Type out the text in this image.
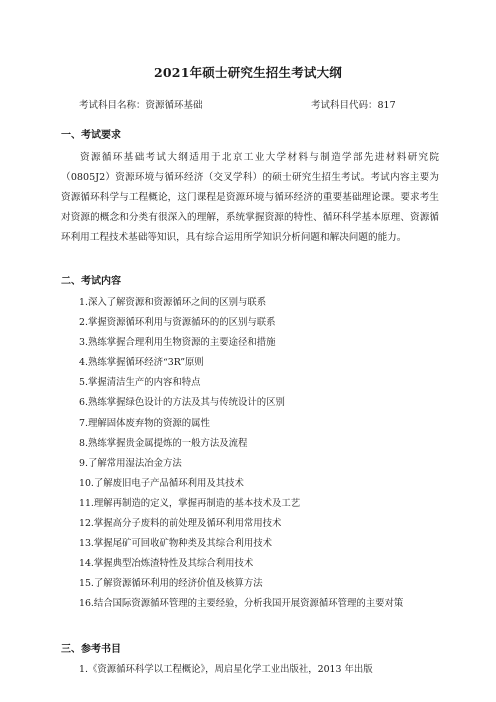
2021年硕士研究生招生考试大纲
考试科目名称：资源循环基础	考试科目代码：817
一、考试要求

资源循环基础考试大纲适用于北京工业大学材料与制造学部先进材料研究院（0805J2）资源环境与循环经济（交叉学科）的硕士研究生招生考试。考试内容主要为资源循环科学与工程概论，这门课程是资源环境与循环经济的重要基础理论课。要求考生对资源的概念和分类有很深入的理解，系统掌握资源的特性、循环科学基本原理、资源循环利用工程技术基础等知识，具有综合运用所学知识分析问题和解决问题的能力。

二、考试内容
1.深入了解资源和资源循环之间的区别与联系
2.掌握资源循环利用与资源循环的的区别与联系
3.熟练掌握合理利用生物资源的主要途径和措施
4.熟练掌握循环经济“3R”原则
5.掌握清洁生产的内容和特点
6.熟练掌握绿色设计的方法及其与传统设计的区别
7.理解固体废弃物的资源的属性
8.熟练掌握贵金属提炼的一般方法及流程
9.了解常用湿法冶金方法
10.了解废旧电子产品循环利用及其技术
11.理解再制造的定义，掌握再制造的基本技术及工艺
12.掌握高分子废料的前处理及循环利用常用技术
13.掌握尾矿可回收矿物种类及其综合利用技术
14.掌握典型冶炼渣特性及其综合利用技术
15.了解资源循环利用的经济价值及核算方法
16.结合国际资源循环管理的主要经验，分析我国开展资源循环管理的主要对策
三、参考书目
1.《资源循环科学以工程概论》，周启星化学工业出版社，2013 年出版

_ _ _ _ _

Written instruction: Copy the whole of the material above exactly, but not its images.

Answer in full:
Type out the text in this image.
2021年硕士研究生招生考试大纲
考试科目名称：资源循环基础	考试科目代码：817
一、考试要求

资源循环基础考试大纲适用于北京工业大学材料与制造学部先进材料研究院（0805J2）资源环境与循环经济（交叉学科）的硕士研究生招生考试。考试内容主要为资源循环科学与工程概论，这门课程是资源环境与循环经济的重要基础理论课。要求考生对资源的概念和分类有很深入的理解，系统掌握资源的特性、循环科学基本原理、资源循环利用工程技术基础等知识，具有综合运用所学知识分析问题和解决问题的能力。

二、考试内容
1.深入了解资源和资源循环之间的区别与联系
2.掌握资源循环利用与资源循环的的区别与联系
3.熟练掌握合理利用生物资源的主要途径和措施
4.熟练掌握循环经济“3R”原则
5.掌握清洁生产的内容和特点
6.熟练掌握绿色设计的方法及其与传统设计的区别
7.理解固体废弃物的资源的属性
8.熟练掌握贵金属提炼的一般方法及流程
9.了解常用湿法冶金方法
10.了解废旧电子产品循环利用及其技术
11.理解再制造的定义，掌握再制造的基本技术及工艺
12.掌握高分子废料的前处理及循环利用常用技术
13.掌握尾矿可回收矿物种类及其综合利用技术
14.掌握典型冶炼渣特性及其综合利用技术
15.了解资源循环利用的经济价值及核算方法
16.结合国际资源循环管理的主要经验，分析我国开展资源循环管理的主要对策
三、参考书目
1.《资源循环科学以工程概论》，周启星化学工业出版社，2013 年出版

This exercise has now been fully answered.